## WHAT NEEDS TO BE DONE
Find each line holding "Флигель" and copy it out.

## GIVEN ENTRIES
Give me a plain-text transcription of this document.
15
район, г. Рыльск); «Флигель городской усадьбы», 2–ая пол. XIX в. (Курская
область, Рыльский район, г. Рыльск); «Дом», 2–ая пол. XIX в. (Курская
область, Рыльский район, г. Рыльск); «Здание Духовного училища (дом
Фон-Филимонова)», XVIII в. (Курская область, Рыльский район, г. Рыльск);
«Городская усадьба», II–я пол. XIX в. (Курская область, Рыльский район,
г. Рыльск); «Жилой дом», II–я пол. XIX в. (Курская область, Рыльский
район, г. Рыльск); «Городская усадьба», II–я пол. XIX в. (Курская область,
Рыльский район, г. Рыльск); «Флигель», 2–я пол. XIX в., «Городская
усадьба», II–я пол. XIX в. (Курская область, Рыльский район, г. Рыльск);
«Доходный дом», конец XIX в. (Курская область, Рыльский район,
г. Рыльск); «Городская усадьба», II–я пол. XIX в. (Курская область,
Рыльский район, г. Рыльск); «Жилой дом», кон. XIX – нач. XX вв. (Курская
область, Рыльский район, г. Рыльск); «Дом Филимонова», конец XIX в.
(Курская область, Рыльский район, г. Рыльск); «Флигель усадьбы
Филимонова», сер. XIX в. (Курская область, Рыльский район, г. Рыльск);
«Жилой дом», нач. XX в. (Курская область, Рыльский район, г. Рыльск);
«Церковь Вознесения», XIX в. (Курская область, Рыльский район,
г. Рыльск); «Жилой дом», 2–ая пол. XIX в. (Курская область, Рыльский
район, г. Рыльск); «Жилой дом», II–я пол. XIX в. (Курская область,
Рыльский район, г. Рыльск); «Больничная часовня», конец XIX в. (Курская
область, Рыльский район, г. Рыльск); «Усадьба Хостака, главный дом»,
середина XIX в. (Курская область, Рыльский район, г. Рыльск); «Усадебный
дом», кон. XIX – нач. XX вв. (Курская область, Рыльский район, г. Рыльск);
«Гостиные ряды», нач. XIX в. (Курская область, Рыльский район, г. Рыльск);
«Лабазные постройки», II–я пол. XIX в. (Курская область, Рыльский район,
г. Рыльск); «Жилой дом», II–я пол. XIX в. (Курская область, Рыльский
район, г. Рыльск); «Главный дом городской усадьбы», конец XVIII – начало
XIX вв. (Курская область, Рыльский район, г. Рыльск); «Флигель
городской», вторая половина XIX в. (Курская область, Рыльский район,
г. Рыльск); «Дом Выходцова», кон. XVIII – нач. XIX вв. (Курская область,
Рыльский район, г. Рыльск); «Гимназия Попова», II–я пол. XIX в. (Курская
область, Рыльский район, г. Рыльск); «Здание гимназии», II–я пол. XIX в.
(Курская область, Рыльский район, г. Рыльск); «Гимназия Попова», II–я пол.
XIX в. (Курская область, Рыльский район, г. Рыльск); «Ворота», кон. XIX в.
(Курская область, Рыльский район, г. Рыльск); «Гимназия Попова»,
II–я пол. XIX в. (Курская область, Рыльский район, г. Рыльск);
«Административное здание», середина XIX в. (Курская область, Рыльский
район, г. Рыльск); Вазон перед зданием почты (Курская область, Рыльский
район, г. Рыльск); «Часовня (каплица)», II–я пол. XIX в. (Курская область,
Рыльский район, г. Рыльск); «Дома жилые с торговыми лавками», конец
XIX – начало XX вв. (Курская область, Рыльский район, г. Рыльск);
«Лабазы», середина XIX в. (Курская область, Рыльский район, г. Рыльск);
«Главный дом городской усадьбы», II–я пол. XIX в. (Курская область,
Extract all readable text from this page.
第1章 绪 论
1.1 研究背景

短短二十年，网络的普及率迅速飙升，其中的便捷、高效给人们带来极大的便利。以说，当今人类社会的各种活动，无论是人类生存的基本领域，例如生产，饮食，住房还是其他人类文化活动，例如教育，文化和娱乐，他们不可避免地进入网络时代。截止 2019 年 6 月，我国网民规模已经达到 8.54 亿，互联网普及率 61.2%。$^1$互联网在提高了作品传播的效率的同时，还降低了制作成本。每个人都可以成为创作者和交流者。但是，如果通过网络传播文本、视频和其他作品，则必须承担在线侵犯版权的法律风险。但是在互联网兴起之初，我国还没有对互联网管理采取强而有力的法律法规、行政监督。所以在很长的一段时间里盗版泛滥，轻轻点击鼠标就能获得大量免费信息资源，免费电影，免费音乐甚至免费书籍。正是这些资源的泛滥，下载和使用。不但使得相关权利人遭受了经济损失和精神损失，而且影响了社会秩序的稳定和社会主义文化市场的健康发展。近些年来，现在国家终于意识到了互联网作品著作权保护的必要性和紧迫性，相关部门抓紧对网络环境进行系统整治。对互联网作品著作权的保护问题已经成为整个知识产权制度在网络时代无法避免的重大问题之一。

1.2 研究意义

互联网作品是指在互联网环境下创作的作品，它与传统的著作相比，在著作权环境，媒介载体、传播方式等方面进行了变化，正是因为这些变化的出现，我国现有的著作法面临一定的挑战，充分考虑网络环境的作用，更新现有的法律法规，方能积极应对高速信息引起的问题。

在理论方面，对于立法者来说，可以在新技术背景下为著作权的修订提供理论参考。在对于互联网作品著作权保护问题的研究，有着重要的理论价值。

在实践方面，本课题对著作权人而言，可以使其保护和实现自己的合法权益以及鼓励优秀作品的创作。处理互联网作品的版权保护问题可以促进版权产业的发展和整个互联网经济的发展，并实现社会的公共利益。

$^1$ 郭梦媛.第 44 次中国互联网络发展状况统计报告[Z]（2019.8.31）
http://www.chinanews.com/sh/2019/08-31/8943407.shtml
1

## SOLUTION TO THIS EXERCISE
район, г. Рыльск); «Флигель городской усадьбы», 2–ая пол. XIX в. (Курская
Рыльский район, г. Рыльск); «Флигель», 2–я пол. XIX в., «Городская
(Курская область, Рыльский район, г. Рыльск); «Флигель усадьбы
XIX вв. (Курская область, Рыльский район, г. Рыльск); «Флигель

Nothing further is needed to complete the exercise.